> _DIRECTIONS_: Below are records to be output exactly, every one of them.

> _EXTRACTED RECORDS_:
--------------------
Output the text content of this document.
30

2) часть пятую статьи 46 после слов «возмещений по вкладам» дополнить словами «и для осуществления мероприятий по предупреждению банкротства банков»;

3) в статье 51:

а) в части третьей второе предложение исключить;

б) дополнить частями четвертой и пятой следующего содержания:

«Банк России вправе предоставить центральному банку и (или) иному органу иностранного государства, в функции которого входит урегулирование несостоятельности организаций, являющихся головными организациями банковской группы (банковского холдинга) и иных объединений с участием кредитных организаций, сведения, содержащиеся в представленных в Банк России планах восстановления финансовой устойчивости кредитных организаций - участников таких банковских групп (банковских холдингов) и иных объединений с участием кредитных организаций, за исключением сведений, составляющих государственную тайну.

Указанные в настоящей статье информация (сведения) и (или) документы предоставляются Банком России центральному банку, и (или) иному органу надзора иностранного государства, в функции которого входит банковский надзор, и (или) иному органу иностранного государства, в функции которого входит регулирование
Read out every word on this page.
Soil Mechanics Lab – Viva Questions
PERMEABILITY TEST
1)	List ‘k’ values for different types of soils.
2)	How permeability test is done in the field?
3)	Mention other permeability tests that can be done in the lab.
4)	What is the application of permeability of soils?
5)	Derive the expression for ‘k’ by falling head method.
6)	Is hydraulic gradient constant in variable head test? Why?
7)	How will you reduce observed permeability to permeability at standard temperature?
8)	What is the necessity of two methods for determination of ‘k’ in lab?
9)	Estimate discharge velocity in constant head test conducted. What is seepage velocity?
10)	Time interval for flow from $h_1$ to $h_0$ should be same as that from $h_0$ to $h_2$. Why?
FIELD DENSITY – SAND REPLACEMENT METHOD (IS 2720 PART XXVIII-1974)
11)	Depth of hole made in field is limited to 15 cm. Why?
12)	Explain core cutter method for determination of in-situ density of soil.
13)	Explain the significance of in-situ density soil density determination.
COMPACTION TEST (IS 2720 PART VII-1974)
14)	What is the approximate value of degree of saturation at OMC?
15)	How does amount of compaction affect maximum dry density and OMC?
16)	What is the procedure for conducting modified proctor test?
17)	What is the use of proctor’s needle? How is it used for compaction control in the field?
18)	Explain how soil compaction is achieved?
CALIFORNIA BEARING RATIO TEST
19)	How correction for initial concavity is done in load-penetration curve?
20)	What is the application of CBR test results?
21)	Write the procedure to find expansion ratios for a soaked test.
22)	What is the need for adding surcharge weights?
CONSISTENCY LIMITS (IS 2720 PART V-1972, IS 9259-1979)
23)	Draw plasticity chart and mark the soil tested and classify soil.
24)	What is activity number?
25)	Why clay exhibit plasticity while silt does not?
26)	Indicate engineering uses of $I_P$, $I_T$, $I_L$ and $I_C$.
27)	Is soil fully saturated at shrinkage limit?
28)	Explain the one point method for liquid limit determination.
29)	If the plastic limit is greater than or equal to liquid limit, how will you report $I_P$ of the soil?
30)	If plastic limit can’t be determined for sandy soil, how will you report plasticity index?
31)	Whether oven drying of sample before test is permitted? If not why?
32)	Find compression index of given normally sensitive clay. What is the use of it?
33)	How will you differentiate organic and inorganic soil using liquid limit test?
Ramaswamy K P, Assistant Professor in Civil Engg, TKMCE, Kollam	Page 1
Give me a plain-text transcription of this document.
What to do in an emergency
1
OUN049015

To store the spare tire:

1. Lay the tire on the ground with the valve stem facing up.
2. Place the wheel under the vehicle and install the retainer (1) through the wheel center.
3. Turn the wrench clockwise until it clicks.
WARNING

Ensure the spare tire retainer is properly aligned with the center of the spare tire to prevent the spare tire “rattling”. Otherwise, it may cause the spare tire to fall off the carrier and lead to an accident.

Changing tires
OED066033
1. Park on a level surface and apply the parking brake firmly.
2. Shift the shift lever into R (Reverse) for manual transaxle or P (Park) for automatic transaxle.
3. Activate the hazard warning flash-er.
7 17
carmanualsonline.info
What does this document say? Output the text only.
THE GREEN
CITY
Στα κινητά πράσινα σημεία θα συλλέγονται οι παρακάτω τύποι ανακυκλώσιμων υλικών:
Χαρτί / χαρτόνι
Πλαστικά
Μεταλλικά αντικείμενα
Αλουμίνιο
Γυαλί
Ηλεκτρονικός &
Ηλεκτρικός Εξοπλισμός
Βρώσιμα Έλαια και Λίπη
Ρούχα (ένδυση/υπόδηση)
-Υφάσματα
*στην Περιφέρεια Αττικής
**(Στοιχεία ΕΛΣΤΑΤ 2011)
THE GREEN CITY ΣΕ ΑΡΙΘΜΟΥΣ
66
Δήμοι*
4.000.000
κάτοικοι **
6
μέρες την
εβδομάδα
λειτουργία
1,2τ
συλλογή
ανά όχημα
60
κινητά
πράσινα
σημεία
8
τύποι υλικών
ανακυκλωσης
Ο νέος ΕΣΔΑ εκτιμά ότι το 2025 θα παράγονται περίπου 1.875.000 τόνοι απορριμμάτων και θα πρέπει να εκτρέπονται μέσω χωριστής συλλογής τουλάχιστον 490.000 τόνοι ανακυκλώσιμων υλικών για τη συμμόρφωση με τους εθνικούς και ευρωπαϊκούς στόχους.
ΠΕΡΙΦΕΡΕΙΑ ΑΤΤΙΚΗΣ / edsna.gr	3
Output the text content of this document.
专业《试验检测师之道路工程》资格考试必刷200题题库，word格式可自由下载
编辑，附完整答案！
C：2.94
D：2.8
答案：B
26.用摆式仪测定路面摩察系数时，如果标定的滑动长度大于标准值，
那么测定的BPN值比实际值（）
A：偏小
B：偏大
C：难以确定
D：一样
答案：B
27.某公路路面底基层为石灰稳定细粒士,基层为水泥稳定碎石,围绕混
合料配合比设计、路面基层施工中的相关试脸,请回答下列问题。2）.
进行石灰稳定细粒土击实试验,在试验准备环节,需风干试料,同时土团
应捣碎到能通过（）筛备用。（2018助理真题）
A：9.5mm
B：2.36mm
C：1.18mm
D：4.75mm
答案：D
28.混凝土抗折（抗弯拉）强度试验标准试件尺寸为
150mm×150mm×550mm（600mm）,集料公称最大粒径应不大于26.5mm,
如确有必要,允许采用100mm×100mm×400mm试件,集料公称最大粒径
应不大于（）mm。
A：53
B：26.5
--------------------
> _OUTPUT FOR THIS EXERCISE_:
Output the text content of this document.
30

2) часть пятую статьи 46 после слов «возмещений по вкладам» дополнить словами «и для осуществления мероприятий по предупреждению банкротства банков»;

3) в статье 51:

а) в части третьей второе предложение исключить;

б) дополнить частями четвертой и пятой следующего содержания:

«Банк России вправе предоставить центральному банку и (или) иному органу иностранного государства, в функции которого входит урегулирование несостоятельности организаций, являющихся головными организациями банковской группы (банковского холдинга) и иных объединений с участием кредитных организаций, сведения, содержащиеся в представленных в Банк России планах восстановления финансовой устойчивости кредитных организаций - участников таких банковских групп (банковских холдингов) и иных объединений с участием кредитных организаций, за исключением сведений, составляющих государственную тайну.

Указанные в настоящей статье информация (сведения) и (или) документы предоставляются Банком России центральному банку, и (или) иному органу надзора иностранного государства, в функции которого входит банковский надзор, и (или) иному органу иностранного государства, в функции которого входит регулирование
Read out every word on this page.
Soil Mechanics Lab – Viva Questions
PERMEABILITY TEST
1)	List ‘k’ values for different types of soils.
2)	How permeability test is done in the field?
3)	Mention other permeability tests that can be done in the lab.
4)	What is the application of permeability of soils?
5)	Derive the expression for ‘k’ by falling head method.
6)	Is hydraulic gradient constant in variable head test? Why?
7)	How will you reduce observed permeability to permeability at standard temperature?
8)	What is the necessity of two methods for determination of ‘k’ in lab?
9)	Estimate discharge velocity in constant head test conducted. What is seepage velocity?
10)	Time interval for flow from $h_1$ to $h_0$ should be same as that from $h_0$ to $h_2$. Why?
FIELD DENSITY – SAND REPLACEMENT METHOD (IS 2720 PART XXVIII-1974)
11)	Depth of hole made in field is limited to 15 cm. Why?
12)	Explain core cutter method for determination of in-situ density of soil.
13)	Explain the significance of in-situ density soil density determination.
COMPACTION TEST (IS 2720 PART VII-1974)
14)	What is the approximate value of degree of saturation at OMC?
15)	How does amount of compaction affect maximum dry density and OMC?
16)	What is the procedure for conducting modified proctor test?
17)	What is the use of proctor’s needle? How is it used for compaction control in the field?
18)	Explain how soil compaction is achieved?
CALIFORNIA BEARING RATIO TEST
19)	How correction for initial concavity is done in load-penetration curve?
20)	What is the application of CBR test results?
21)	Write the procedure to find expansion ratios for a soaked test.
22)	What is the need for adding surcharge weights?
CONSISTENCY LIMITS (IS 2720 PART V-1972, IS 9259-1979)
23)	Draw plasticity chart and mark the soil tested and classify soil.
24)	What is activity number?
25)	Why clay exhibit plasticity while silt does not?
26)	Indicate engineering uses of $I_P$, $I_T$, $I_L$ and $I_C$.
27)	Is soil fully saturated at shrinkage limit?
28)	Explain the one point method for liquid limit determination.
29)	If the plastic limit is greater than or equal to liquid limit, how will you report $I_P$ of the soil?
30)	If plastic limit can’t be determined for sandy soil, how will you report plasticity index?
31)	Whether oven drying of sample before test is permitted? If not why?
32)	Find compression index of given normally sensitive clay. What is the use of it?
33)	How will you differentiate organic and inorganic soil using liquid limit test?
Ramaswamy K P, Assistant Professor in Civil Engg, TKMCE, Kollam	Page 1
Give me a plain-text transcription of this document.
What to do in an emergency
1
OUN049015

To store the spare tire:

1. Lay the tire on the ground with the valve stem facing up.
2. Place the wheel under the vehicle and install the retainer (1) through the wheel center.
3. Turn the wrench clockwise until it clicks.
WARNING

Ensure the spare tire retainer is properly aligned with the center of the spare tire to prevent the spare tire “rattling”. Otherwise, it may cause the spare tire to fall off the carrier and lead to an accident.

Changing tires
OED066033
1. Park on a level surface and apply the parking brake firmly.
2. Shift the shift lever into R (Reverse) for manual transaxle or P (Park) for automatic transaxle.
3. Activate the hazard warning flash-er.
7 17
carmanualsonline.info
What does this document say? Output the text only.
THE GREEN
CITY
Στα κινητά πράσινα σημεία θα συλλέγονται οι παρακάτω τύποι ανακυκλώσιμων υλικών:
Χαρτί / χαρτόνι
Πλαστικά
Μεταλλικά αντικείμενα
Αλουμίνιο
Γυαλί
Ηλεκτρονικός &
Ηλεκτρικός Εξοπλισμός
Βρώσιμα Έλαια και Λίπη
Ρούχα (ένδυση/υπόδηση)
-Υφάσματα
*στην Περιφέρεια Αττικής
**(Στοιχεία ΕΛΣΤΑΤ 2011)
THE GREEN CITY ΣΕ ΑΡΙΘΜΟΥΣ
66
Δήμοι*
4.000.000
κάτοικοι **
6
μέρες την
εβδομάδα
λειτουργία
1,2τ
συλλογή
ανά όχημα
60
κινητά
πράσινα
σημεία
8
τύποι υλικών
ανακυκλωσης
Ο νέος ΕΣΔΑ εκτιμά ότι το 2025 θα παράγονται περίπου 1.875.000 τόνοι απορριμμάτων και θα πρέπει να εκτρέπονται μέσω χωριστής συλλογής τουλάχιστον 490.000 τόνοι ανακυκλώσιμων υλικών για τη συμμόρφωση με τους εθνικούς και ευρωπαϊκούς στόχους.
ΠΕΡΙΦΕΡΕΙΑ ΑΤΤΙΚΗΣ / edsna.gr	3
Output the text content of this document.
专业《试验检测师之道路工程》资格考试必刷200题题库，word格式可自由下载
编辑，附完整答案！
C：2.94
D：2.8
答案：B
26.用摆式仪测定路面摩察系数时，如果标定的滑动长度大于标准值，
那么测定的BPN值比实际值（）
A：偏小
B：偏大
C：难以确定
D：一样
答案：B
27.某公路路面底基层为石灰稳定细粒士,基层为水泥稳定碎石,围绕混
合料配合比设计、路面基层施工中的相关试脸,请回答下列问题。2）.
进行石灰稳定细粒土击实试验,在试验准备环节,需风干试料,同时土团
应捣碎到能通过（）筛备用。（2018助理真题）
A：9.5mm
B：2.36mm
C：1.18mm
D：4.75mm
答案：D
28.混凝土抗折（抗弯拉）强度试验标准试件尺寸为
150mm×150mm×550mm（600mm）,集料公称最大粒径应不大于26.5mm,
如确有必要,允许采用100mm×100mm×400mm试件,集料公称最大粒径
应不大于（）mm。
A：53
B：26.5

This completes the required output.